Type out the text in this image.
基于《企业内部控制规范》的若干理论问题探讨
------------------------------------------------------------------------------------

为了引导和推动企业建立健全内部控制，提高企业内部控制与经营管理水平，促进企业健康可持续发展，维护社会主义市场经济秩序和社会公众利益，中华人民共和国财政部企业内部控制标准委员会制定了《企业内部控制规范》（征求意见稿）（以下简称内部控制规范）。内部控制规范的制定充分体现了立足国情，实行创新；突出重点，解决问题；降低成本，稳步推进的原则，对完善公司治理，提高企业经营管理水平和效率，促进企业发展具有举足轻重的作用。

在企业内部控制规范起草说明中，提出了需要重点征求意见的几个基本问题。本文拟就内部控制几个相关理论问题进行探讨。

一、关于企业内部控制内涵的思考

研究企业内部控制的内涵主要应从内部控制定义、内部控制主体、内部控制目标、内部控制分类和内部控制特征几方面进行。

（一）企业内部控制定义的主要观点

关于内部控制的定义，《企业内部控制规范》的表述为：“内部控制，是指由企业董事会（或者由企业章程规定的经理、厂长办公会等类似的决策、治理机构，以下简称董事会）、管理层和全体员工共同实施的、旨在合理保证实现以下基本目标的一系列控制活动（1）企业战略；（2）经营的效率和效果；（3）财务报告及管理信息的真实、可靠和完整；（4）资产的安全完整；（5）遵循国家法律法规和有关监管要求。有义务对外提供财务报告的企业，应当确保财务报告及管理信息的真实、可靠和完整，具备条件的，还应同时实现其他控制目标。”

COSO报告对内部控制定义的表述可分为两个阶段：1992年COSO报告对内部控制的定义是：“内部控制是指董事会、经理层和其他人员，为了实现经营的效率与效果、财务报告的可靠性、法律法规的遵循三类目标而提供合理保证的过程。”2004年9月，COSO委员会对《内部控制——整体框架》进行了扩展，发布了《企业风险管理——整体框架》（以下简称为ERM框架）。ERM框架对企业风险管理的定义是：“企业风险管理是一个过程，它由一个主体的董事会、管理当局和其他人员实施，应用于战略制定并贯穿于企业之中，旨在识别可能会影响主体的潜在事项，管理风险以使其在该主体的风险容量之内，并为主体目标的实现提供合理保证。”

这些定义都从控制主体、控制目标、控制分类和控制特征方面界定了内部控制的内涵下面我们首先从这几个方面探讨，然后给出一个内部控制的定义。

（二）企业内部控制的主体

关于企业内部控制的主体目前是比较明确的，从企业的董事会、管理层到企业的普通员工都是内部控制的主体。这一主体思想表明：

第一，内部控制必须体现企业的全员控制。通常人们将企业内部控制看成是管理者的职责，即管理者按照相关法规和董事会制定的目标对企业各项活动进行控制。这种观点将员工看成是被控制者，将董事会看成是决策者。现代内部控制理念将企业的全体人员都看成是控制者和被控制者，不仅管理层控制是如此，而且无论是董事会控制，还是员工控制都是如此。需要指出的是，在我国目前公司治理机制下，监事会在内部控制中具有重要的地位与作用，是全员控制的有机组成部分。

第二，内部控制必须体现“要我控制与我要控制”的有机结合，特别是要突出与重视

--- --- ---

#### Prompt:
Each line of the material above needs to be quoted exactly, please.

#### Answer in full:
Type out the text in this image.
基于《企业内部控制规范》的若干理论问题探讨
------------------------------------------------------------------------------------

为了引导和推动企业建立健全内部控制，提高企业内部控制与经营管理水平，促进企业健康可持续发展，维护社会主义市场经济秩序和社会公众利益，中华人民共和国财政部企业内部控制标准委员会制定了《企业内部控制规范》（征求意见稿）（以下简称内部控制规范）。内部控制规范的制定充分体现了立足国情，实行创新；突出重点，解决问题；降低成本，稳步推进的原则，对完善公司治理，提高企业经营管理水平和效率，促进企业发展具有举足轻重的作用。

在企业内部控制规范起草说明中，提出了需要重点征求意见的几个基本问题。本文拟就内部控制几个相关理论问题进行探讨。

一、关于企业内部控制内涵的思考

研究企业内部控制的内涵主要应从内部控制定义、内部控制主体、内部控制目标、内部控制分类和内部控制特征几方面进行。

（一）企业内部控制定义的主要观点

关于内部控制的定义，《企业内部控制规范》的表述为：“内部控制，是指由企业董事会（或者由企业章程规定的经理、厂长办公会等类似的决策、治理机构，以下简称董事会）、管理层和全体员工共同实施的、旨在合理保证实现以下基本目标的一系列控制活动（1）企业战略；（2）经营的效率和效果；（3）财务报告及管理信息的真实、可靠和完整；（4）资产的安全完整；（5）遵循国家法律法规和有关监管要求。有义务对外提供财务报告的企业，应当确保财务报告及管理信息的真实、可靠和完整，具备条件的，还应同时实现其他控制目标。”

COSO报告对内部控制定义的表述可分为两个阶段：1992年COSO报告对内部控制的定义是：“内部控制是指董事会、经理层和其他人员，为了实现经营的效率与效果、财务报告的可靠性、法律法规的遵循三类目标而提供合理保证的过程。”2004年9月，COSO委员会对《内部控制——整体框架》进行了扩展，发布了《企业风险管理——整体框架》（以下简称为ERM框架）。ERM框架对企业风险管理的定义是：“企业风险管理是一个过程，它由一个主体的董事会、管理当局和其他人员实施，应用于战略制定并贯穿于企业之中，旨在识别可能会影响主体的潜在事项，管理风险以使其在该主体的风险容量之内，并为主体目标的实现提供合理保证。”

这些定义都从控制主体、控制目标、控制分类和控制特征方面界定了内部控制的内涵下面我们首先从这几个方面探讨，然后给出一个内部控制的定义。

（二）企业内部控制的主体

关于企业内部控制的主体目前是比较明确的，从企业的董事会、管理层到企业的普通员工都是内部控制的主体。这一主体思想表明：

第一，内部控制必须体现企业的全员控制。通常人们将企业内部控制看成是管理者的职责，即管理者按照相关法规和董事会制定的目标对企业各项活动进行控制。这种观点将员工看成是被控制者，将董事会看成是决策者。现代内部控制理念将企业的全体人员都看成是控制者和被控制者，不仅管理层控制是如此，而且无论是董事会控制，还是员工控制都是如此。需要指出的是，在我国目前公司治理机制下，监事会在内部控制中具有重要的地位与作用，是全员控制的有机组成部分。

第二，内部控制必须体现“要我控制与我要控制”的有机结合，特别是要突出与重视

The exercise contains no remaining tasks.